## [Description of the task]
Every line that contains "rights" counts once; give the total number of such lines, with no other words.

## [Extracted data]

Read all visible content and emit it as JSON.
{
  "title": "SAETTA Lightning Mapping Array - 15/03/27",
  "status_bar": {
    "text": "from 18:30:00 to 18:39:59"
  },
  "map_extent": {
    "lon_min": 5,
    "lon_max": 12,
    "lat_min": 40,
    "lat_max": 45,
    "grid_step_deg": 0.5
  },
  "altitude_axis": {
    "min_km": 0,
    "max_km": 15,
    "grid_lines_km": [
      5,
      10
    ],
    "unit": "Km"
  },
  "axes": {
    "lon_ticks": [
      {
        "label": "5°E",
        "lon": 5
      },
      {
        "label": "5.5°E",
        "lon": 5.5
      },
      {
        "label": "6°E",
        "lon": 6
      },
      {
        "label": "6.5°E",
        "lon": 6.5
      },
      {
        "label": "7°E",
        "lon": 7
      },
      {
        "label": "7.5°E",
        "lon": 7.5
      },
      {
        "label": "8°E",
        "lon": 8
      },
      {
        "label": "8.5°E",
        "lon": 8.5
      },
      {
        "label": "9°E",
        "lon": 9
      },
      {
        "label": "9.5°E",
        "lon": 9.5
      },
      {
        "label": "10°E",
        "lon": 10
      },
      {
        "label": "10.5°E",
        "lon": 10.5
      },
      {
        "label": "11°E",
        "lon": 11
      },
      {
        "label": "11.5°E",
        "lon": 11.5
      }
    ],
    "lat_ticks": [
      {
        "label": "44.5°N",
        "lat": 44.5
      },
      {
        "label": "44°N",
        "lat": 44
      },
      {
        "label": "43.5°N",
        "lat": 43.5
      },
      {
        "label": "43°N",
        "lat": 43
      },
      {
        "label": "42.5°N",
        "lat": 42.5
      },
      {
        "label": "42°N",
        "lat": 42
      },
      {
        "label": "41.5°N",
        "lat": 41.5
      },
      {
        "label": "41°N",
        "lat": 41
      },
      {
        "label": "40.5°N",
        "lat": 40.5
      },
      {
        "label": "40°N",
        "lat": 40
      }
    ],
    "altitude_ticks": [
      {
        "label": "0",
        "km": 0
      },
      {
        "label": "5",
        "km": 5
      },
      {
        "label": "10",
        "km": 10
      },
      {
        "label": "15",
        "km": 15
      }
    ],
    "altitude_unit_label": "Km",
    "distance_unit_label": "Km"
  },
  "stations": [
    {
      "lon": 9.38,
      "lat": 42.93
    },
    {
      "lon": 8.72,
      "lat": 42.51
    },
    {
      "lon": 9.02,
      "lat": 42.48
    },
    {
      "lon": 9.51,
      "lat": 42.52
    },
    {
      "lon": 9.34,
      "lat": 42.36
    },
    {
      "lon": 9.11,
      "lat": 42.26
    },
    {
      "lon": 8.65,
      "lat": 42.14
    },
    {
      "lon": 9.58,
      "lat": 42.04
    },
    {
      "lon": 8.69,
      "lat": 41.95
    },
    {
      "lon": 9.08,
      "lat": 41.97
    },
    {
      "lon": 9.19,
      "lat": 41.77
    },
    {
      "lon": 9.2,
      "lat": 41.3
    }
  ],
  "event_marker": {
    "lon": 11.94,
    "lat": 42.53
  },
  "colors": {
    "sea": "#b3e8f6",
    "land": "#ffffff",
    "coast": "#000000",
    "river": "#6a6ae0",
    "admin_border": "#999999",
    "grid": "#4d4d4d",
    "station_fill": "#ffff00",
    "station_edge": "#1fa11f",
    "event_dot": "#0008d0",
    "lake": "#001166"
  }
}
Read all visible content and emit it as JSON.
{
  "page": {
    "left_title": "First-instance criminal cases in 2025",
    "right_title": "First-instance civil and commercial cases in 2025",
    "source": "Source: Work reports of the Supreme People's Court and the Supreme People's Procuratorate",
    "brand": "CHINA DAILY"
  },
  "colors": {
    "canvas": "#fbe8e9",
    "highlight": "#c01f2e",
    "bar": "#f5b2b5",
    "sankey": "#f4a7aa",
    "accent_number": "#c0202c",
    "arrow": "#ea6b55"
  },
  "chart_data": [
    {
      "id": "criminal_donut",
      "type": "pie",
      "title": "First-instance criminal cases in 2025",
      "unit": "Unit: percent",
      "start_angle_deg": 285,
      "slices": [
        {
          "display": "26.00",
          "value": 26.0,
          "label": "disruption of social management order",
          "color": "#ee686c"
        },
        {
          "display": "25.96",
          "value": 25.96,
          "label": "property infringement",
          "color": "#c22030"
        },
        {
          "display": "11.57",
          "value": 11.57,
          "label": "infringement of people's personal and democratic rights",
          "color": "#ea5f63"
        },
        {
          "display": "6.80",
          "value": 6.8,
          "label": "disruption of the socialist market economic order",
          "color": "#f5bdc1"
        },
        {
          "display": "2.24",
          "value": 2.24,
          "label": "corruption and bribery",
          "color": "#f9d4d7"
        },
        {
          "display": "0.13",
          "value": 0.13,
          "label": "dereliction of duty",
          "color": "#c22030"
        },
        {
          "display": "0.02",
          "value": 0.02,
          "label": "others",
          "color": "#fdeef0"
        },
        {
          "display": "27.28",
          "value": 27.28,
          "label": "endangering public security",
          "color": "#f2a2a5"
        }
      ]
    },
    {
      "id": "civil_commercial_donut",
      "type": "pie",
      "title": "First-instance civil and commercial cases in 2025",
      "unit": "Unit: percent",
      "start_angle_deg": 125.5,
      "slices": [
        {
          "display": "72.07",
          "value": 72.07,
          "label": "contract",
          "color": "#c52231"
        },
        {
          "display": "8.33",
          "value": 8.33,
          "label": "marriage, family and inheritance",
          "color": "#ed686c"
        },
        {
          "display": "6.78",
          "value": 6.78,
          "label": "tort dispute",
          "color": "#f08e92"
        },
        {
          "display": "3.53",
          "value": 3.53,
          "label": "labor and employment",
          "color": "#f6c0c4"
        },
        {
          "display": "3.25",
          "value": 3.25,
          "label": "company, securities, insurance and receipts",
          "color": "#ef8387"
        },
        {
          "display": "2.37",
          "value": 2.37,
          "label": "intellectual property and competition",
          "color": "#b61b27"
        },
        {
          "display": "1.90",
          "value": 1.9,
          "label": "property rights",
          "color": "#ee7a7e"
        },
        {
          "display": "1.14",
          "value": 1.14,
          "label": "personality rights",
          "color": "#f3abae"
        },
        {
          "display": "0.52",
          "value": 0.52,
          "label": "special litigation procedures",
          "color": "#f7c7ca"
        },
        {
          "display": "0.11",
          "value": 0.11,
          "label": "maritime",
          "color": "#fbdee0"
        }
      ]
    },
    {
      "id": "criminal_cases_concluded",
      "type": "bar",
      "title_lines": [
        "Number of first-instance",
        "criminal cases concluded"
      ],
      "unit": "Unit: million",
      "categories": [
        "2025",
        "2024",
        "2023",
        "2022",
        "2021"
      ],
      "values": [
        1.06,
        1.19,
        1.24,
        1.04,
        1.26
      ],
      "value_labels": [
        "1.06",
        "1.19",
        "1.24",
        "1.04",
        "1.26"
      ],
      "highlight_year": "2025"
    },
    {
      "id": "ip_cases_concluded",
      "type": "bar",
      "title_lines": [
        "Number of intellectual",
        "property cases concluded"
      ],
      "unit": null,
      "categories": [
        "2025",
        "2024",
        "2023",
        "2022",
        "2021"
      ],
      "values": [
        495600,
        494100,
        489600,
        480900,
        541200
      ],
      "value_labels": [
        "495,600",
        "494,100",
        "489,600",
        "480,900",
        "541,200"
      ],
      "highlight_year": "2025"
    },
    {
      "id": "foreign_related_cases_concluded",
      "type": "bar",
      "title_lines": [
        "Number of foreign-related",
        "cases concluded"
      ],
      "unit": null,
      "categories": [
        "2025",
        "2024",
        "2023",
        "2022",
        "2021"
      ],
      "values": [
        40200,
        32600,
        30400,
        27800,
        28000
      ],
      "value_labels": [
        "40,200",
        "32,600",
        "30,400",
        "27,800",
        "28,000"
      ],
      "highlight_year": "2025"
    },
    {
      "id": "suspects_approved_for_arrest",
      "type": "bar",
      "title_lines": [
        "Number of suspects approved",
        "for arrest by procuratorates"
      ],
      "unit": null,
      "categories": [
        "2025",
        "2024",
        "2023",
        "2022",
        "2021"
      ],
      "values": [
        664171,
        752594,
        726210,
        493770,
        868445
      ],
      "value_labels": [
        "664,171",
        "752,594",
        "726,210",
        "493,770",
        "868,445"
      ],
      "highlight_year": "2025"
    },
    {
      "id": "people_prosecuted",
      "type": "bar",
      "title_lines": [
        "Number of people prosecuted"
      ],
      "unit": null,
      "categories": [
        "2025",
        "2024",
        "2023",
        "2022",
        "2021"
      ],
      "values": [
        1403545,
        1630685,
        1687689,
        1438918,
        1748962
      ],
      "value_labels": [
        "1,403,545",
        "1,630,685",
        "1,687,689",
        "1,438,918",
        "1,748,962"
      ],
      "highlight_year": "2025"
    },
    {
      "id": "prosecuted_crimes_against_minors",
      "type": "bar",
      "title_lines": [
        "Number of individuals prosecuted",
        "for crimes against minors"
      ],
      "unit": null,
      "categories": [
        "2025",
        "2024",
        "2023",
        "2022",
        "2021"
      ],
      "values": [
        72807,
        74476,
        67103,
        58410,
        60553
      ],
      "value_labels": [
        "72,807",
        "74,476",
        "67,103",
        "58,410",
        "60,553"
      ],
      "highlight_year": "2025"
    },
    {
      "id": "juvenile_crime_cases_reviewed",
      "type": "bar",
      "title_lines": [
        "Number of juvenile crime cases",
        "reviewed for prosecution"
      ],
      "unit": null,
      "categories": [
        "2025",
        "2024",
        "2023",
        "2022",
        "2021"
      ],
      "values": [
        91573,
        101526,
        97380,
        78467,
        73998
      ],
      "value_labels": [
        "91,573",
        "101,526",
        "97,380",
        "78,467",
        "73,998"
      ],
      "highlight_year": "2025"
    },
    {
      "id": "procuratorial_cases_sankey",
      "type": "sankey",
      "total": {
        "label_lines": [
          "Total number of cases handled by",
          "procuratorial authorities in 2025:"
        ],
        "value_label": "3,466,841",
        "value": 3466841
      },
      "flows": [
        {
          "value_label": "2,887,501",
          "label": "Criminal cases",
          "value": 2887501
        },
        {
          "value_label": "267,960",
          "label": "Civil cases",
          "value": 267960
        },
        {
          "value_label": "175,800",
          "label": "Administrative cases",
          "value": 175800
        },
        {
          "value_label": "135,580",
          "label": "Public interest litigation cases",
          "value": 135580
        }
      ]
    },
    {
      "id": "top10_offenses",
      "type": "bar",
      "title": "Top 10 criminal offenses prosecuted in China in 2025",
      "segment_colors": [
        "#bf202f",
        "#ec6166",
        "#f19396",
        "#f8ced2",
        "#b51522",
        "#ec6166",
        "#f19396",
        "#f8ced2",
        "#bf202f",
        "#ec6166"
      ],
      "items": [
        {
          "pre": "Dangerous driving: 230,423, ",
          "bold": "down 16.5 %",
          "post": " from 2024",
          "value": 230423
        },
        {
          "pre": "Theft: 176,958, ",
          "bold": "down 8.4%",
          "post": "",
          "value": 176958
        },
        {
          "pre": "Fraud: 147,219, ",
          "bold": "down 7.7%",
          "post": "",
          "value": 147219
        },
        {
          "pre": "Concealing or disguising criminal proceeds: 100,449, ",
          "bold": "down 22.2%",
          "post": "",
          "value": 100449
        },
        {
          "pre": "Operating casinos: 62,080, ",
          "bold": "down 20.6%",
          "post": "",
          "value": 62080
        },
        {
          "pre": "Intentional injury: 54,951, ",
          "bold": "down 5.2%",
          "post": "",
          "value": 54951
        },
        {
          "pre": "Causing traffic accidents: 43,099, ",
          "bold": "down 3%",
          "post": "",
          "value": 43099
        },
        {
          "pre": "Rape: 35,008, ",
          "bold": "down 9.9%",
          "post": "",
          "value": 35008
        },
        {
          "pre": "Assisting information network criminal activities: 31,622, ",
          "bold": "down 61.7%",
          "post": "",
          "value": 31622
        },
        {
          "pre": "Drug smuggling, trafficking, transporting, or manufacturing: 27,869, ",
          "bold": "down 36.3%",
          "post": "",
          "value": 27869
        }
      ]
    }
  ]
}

...

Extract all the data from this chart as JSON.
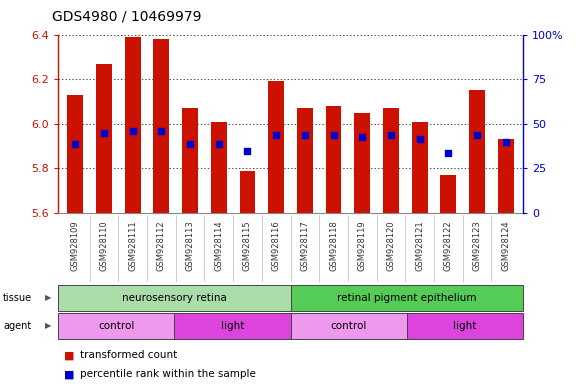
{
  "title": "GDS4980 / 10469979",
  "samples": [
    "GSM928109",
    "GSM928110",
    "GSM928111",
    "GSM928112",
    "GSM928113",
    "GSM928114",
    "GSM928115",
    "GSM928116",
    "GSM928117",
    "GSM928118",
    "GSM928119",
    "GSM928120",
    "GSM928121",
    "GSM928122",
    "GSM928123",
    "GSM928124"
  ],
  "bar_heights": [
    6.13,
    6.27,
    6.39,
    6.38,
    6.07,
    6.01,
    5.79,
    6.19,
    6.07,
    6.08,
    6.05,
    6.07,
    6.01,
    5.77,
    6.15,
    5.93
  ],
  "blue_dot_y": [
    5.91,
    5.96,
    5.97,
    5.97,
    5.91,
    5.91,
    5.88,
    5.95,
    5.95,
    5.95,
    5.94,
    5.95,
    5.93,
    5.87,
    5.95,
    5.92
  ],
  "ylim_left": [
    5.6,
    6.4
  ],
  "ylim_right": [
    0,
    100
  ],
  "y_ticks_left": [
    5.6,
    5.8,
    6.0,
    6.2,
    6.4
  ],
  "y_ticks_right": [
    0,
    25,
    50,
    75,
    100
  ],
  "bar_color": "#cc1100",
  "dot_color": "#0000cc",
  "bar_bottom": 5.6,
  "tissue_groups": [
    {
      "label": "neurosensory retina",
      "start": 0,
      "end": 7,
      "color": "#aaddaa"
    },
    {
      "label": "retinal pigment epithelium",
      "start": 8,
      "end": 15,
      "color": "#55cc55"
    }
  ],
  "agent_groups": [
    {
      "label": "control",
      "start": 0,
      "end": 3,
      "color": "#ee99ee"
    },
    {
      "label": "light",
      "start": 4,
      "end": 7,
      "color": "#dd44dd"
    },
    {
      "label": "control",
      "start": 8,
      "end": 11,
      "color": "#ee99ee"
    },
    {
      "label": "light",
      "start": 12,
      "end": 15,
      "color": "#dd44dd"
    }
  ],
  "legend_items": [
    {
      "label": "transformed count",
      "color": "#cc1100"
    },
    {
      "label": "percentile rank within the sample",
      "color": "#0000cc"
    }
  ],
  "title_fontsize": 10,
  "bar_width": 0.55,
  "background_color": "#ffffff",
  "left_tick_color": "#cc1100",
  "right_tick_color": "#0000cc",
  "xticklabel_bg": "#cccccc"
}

## [Written solution]
3